━━ Material for this exercise
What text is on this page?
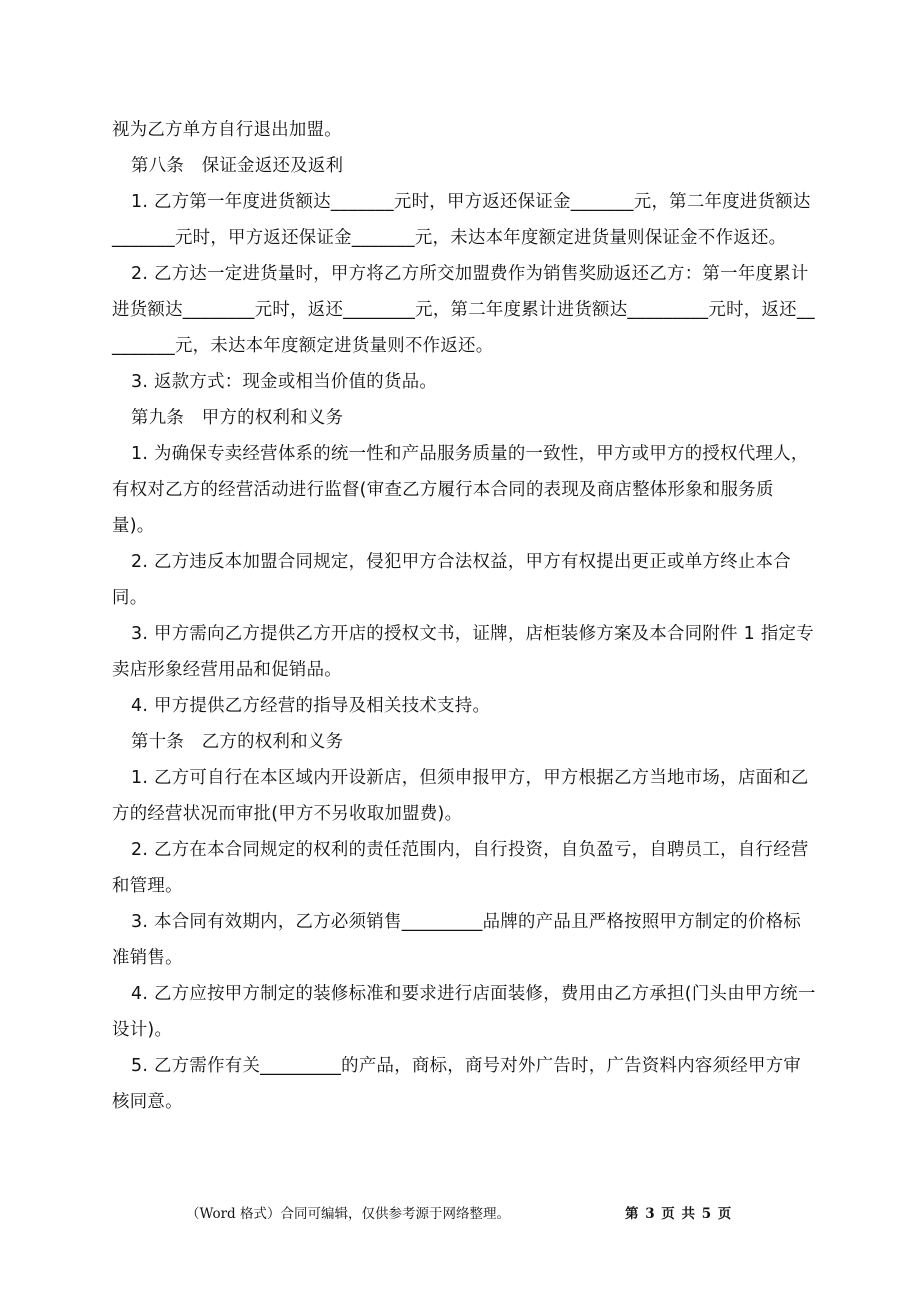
视为乙方单方自行退出加盟。

第八条　保证金返还及返利

1. 乙方第一年度进货额达_______元时，甲方返还保证金_______元，第二年度进货额达_______元时，甲方返还保证金_______元，未达本年度额定进货量则保证金不作返还。

2. 乙方达一定进货量时，甲方将乙方所交加盟费作为销售奖励返还乙方：第一年度累计进货额达________元时，返还________元，第二年度累计进货额达_________元时，返还_________元，未达本年度额定进货量则不作返还。

3. 返款方式：现金或相当价值的货品。

第九条　甲方的权利和义务

1. 为确保专卖经营体系的统一性和产品服务质量的一致性，甲方或甲方的授权代理人，有权对乙方的经营活动进行监督(审查乙方履行本合同的表现及商店整体形象和服务质量)。

2. 乙方违反本加盟合同规定，侵犯甲方合法权益，甲方有权提出更正或单方终止本合同。

3. 甲方需向乙方提供乙方开店的授权文书，证牌，店柜装修方案及本合同附件 1 指定专卖店形象经营用品和促销品。

4. 甲方提供乙方经营的指导及相关技术支持。

第十条　乙方的权利和义务

1. 乙方可自行在本区域内开设新店，但须申报甲方，甲方根据乙方当地市场，店面和乙方的经营状况而审批(甲方不另收取加盟费)。

2. 乙方在本合同规定的权利的责任范围内，自行投资，自负盈亏，自聘员工，自行经营和管理。

3. 本合同有效期内，乙方必须销售_________品牌的产品且严格按照甲方制定的价格标准销售。

4. 乙方应按甲方制定的装修标准和要求进行店面装修，费用由乙方承担(门头由甲方统一设计)。

5. 乙方需作有关_________的产品，商标，商号对外广告时，广告资料内容须经甲方审核同意。

（Word 格式）合同可编辑，仅供参考源于网络整理。	第 3 页 共 5 页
━━━━
▶ [Task instructions]: Reproduce each entry verbatim, excluding any embedded images.

▶ [Exercise solution]:
What text is on this page?
视为乙方单方自行退出加盟。

第八条　保证金返还及返利

1. 乙方第一年度进货额达_______元时，甲方返还保证金_______元，第二年度进货额达_______元时，甲方返还保证金_______元，未达本年度额定进货量则保证金不作返还。

2. 乙方达一定进货量时，甲方将乙方所交加盟费作为销售奖励返还乙方：第一年度累计进货额达________元时，返还________元，第二年度累计进货额达_________元时，返还_________元，未达本年度额定进货量则不作返还。

3. 返款方式：现金或相当价值的货品。

第九条　甲方的权利和义务

1. 为确保专卖经营体系的统一性和产品服务质量的一致性，甲方或甲方的授权代理人，有权对乙方的经营活动进行监督(审查乙方履行本合同的表现及商店整体形象和服务质量)。

2. 乙方违反本加盟合同规定，侵犯甲方合法权益，甲方有权提出更正或单方终止本合同。

3. 甲方需向乙方提供乙方开店的授权文书，证牌，店柜装修方案及本合同附件 1 指定专卖店形象经营用品和促销品。

4. 甲方提供乙方经营的指导及相关技术支持。

第十条　乙方的权利和义务

1. 乙方可自行在本区域内开设新店，但须申报甲方，甲方根据乙方当地市场，店面和乙方的经营状况而审批(甲方不另收取加盟费)。

2. 乙方在本合同规定的权利的责任范围内，自行投资，自负盈亏，自聘员工，自行经营和管理。

3. 本合同有效期内，乙方必须销售_________品牌的产品且严格按照甲方制定的价格标准销售。

4. 乙方应按甲方制定的装修标准和要求进行店面装修，费用由乙方承担(门头由甲方统一设计)。

5. 乙方需作有关_________的产品，商标，商号对外广告时，广告资料内容须经甲方审核同意。

（Word 格式）合同可编辑，仅供参考源于网络整理。	第 3 页 共 5 页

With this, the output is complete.